WORK TO BE COMPLETED - Print the lines running from the line containing "bg-back-button [26,1455,176,1575]" up to and including the line containing "bg-player-name: Tony [262,1330,341,1365]", copying each one exactly.

# # # # #

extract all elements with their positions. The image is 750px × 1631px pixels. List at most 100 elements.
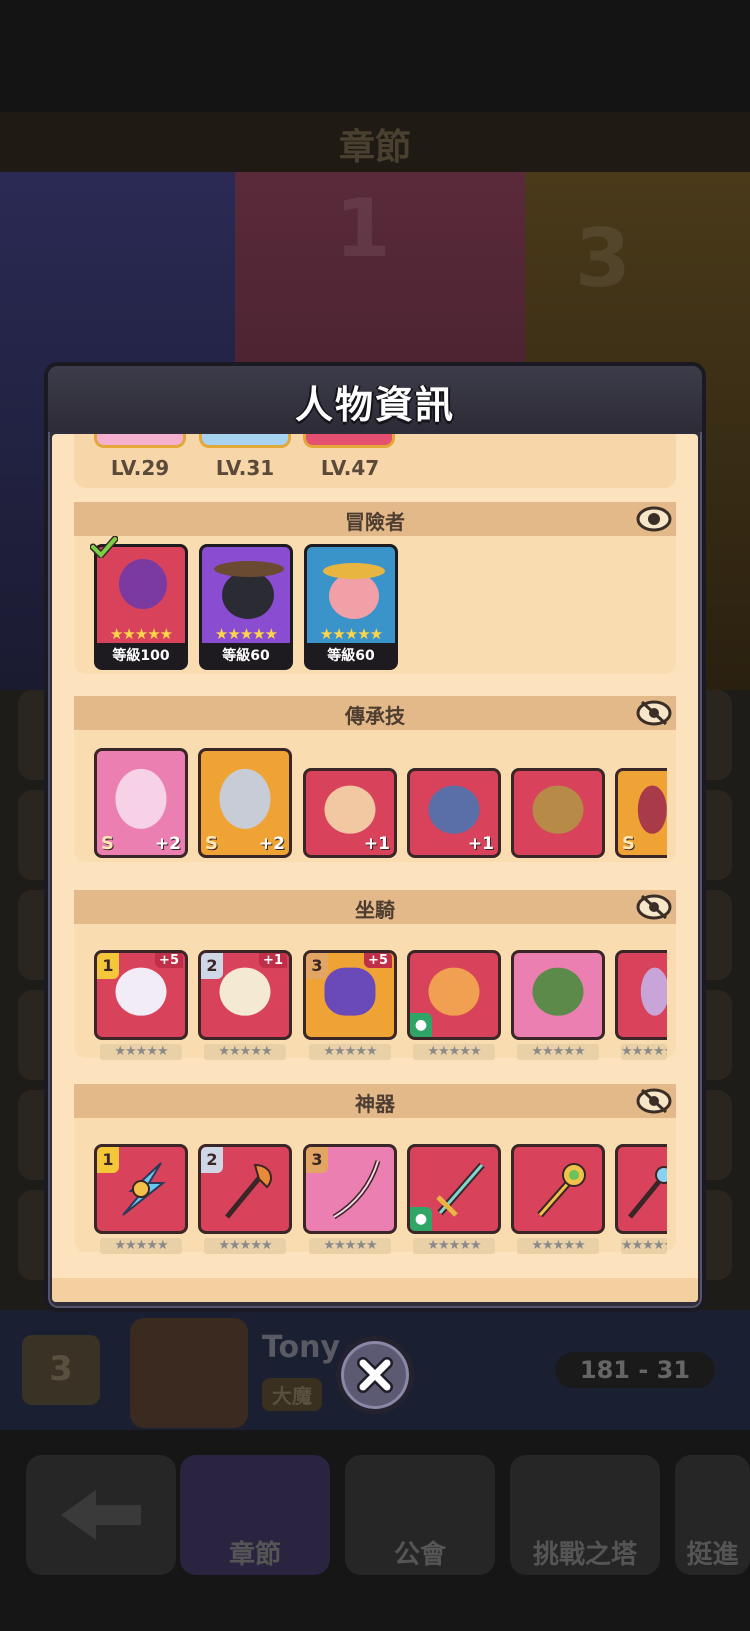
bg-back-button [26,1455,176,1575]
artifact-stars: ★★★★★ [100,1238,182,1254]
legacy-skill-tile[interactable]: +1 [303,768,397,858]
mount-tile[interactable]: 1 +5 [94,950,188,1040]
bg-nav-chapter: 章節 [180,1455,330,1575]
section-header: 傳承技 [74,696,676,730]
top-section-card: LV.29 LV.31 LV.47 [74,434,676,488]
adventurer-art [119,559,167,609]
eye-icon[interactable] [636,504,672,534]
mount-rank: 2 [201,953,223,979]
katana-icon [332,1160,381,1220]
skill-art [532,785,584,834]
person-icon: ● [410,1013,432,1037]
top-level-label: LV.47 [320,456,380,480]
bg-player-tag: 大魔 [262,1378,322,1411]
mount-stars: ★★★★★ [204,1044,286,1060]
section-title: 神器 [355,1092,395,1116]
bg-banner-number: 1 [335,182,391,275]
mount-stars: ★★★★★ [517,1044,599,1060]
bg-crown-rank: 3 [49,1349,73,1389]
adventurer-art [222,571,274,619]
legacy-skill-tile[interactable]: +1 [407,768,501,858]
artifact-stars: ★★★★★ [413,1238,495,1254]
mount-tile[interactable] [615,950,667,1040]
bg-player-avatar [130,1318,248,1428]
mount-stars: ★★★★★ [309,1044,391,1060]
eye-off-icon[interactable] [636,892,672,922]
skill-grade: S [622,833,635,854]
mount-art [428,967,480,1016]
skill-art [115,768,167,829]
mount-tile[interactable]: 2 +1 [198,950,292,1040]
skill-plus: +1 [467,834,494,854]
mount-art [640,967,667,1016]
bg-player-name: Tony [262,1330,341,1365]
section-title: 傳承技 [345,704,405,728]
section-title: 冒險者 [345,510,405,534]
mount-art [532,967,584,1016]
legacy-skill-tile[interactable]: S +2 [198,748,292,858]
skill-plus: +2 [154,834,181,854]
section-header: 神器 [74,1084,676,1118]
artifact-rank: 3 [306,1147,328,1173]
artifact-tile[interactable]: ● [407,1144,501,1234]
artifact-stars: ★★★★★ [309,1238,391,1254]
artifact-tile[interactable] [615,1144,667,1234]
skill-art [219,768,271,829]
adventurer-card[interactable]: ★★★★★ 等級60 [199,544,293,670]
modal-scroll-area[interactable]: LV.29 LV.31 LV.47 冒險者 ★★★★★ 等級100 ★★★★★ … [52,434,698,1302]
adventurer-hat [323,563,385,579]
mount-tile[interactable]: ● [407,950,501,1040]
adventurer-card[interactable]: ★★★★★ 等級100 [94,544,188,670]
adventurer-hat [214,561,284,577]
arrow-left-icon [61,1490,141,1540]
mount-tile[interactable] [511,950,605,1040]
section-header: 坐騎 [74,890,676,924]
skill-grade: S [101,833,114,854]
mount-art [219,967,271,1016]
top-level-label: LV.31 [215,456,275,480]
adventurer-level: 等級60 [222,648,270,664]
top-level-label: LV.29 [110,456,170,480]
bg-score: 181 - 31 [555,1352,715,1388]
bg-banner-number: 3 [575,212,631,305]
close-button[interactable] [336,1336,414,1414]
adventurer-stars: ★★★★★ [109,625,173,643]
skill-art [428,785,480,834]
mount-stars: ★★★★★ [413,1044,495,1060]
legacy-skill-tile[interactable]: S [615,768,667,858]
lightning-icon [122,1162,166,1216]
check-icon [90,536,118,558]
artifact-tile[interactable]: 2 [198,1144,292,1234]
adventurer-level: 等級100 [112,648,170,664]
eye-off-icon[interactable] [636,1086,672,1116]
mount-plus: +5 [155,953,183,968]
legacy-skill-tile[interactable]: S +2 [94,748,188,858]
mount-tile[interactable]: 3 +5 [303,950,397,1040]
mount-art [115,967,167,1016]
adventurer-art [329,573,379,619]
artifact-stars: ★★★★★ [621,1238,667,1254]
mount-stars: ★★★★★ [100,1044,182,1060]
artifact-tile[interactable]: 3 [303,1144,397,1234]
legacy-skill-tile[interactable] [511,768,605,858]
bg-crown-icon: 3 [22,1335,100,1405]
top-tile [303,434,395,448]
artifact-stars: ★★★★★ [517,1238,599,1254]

# # # # #

ANSWER -
bg-back-button [26,1455,176,1575]
artifact-stars: ★★★★★ [100,1238,182,1254]
legacy-skill-tile[interactable]: +1 [303,768,397,858]
mount-tile[interactable]: 1 +5 [94,950,188,1040]
bg-nav-chapter: 章節 [180,1455,330,1575]
section-header: 傳承技 [74,696,676,730]
top-section-card: LV.29 LV.31 LV.47 [74,434,676,488]
adventurer-art [119,559,167,609]
eye-icon[interactable] [636,504,672,534]
mount-rank: 2 [201,953,223,979]
katana-icon [332,1160,381,1220]
skill-art [532,785,584,834]
person-icon: ● [410,1013,432,1037]
top-level-label: LV.47 [320,456,380,480]
bg-player-tag: 大魔 [262,1378,322,1411]
mount-stars: ★★★★★ [204,1044,286,1060]
section-title: 神器 [355,1092,395,1116]
bg-banner-number: 1 [335,182,391,275]
mount-stars: ★★★★★ [517,1044,599,1060]
bg-crown-rank: 3 [49,1349,73,1389]
adventurer-art [222,571,274,619]
legacy-skill-tile[interactable]: +1 [407,768,501,858]
artifact-stars: ★★★★★ [413,1238,495,1254]
mount-tile[interactable] [615,950,667,1040]
bg-player-avatar [130,1318,248,1428]
mount-stars: ★★★★★ [309,1044,391,1060]
eye-off-icon[interactable] [636,892,672,922]
skill-grade: S [622,833,635,854]
mount-art [428,967,480,1016]
skill-art [115,768,167,829]
mount-tile[interactable]: 2 +1 [198,950,292,1040]
skill-plus: +1 [467,834,494,854]
mount-art [640,967,667,1016]
bg-player-name: Tony [262,1330,341,1365]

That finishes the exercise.